Without the images, write out all of the following entries exactly.

--- START OF Records shown ---

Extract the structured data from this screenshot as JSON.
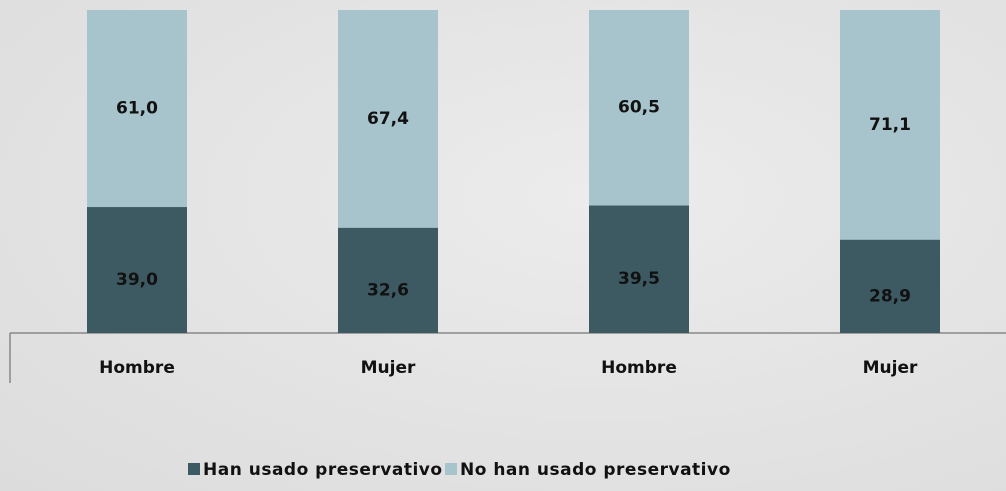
{
  "chart_data": {
    "type": "stacked_bar",
    "categories": [
      "Hombre",
      "Mujer",
      "Hombre",
      "Mujer"
    ],
    "series": [
      {
        "name": "Han usado preservativo",
        "color": "#3d5a63",
        "values": [
          39.0,
          32.6,
          39.5,
          28.9
        ],
        "value_labels": [
          "39,0",
          "32,6",
          "39,5",
          "28,9"
        ]
      },
      {
        "name": "No han usado preservativo",
        "color": "#a7c3cb",
        "values": [
          61.0,
          67.4,
          60.5,
          71.1
        ],
        "value_labels": [
          "61,0",
          "67,4",
          "60,5",
          "71,1"
        ]
      }
    ],
    "ylim": [
      0,
      100
    ],
    "legend": "bottom"
  }
}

--- END OF Records shown ---

> **Task response**
Extract the structured data from this screenshot as JSON.
{
  "chart_data": {
    "type": "stacked_bar",
    "categories": [
      "Hombre",
      "Mujer",
      "Hombre",
      "Mujer"
    ],
    "series": [
      {
        "name": "Han usado preservativo",
        "color": "#3d5a63",
        "values": [
          39.0,
          32.6,
          39.5,
          28.9
        ],
        "value_labels": [
          "39,0",
          "32,6",
          "39,5",
          "28,9"
        ]
      },
      {
        "name": "No han usado preservativo",
        "color": "#a7c3cb",
        "values": [
          61.0,
          67.4,
          60.5,
          71.1
        ],
        "value_labels": [
          "61,0",
          "67,4",
          "60,5",
          "71,1"
        ]
      }
    ],
    "ylim": [
      0,
      100
    ],
    "legend": "bottom"
  }
}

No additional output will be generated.